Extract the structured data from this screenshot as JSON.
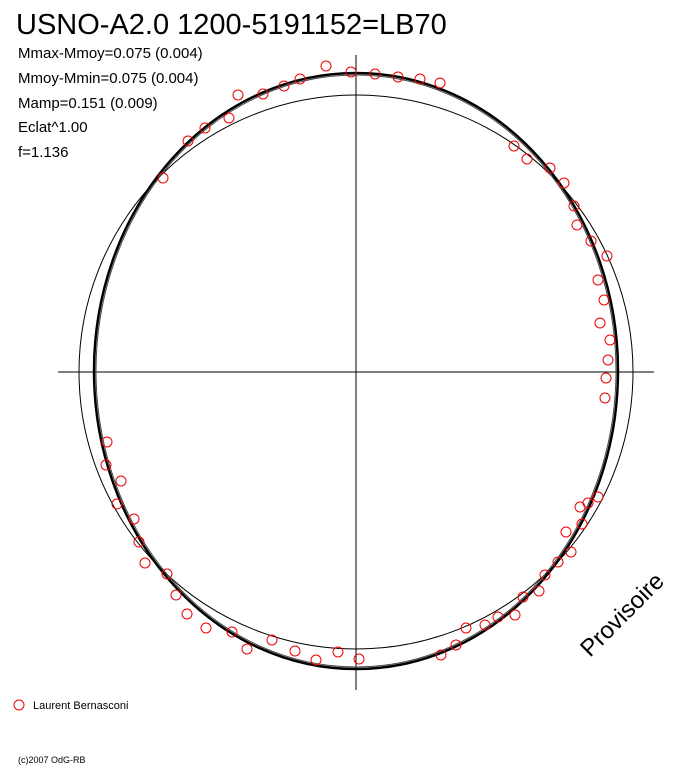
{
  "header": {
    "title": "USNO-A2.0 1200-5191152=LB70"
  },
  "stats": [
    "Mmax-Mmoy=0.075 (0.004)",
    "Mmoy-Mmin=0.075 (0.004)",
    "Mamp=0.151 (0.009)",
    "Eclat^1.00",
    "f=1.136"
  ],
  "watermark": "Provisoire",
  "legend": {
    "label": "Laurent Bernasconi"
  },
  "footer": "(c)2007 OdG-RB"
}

__________

### REQUIRED WORK
Every record must be copied exactly, with images dropped from the result.

### FINISHED ANSWER
Extract the structured data from this screenshot as JSON.
{
  "header": {
    "title": "USNO-A2.0 1200-5191152=LB70"
  },
  "stats": [
    "Mmax-Mmoy=0.075 (0.004)",
    "Mmoy-Mmin=0.075 (0.004)",
    "Mamp=0.151 (0.009)",
    "Eclat^1.00",
    "f=1.136"
  ],
  "watermark": "Provisoire",
  "legend": {
    "label": "Laurent Bernasconi"
  },
  "footer": "(c)2007 OdG-RB"
}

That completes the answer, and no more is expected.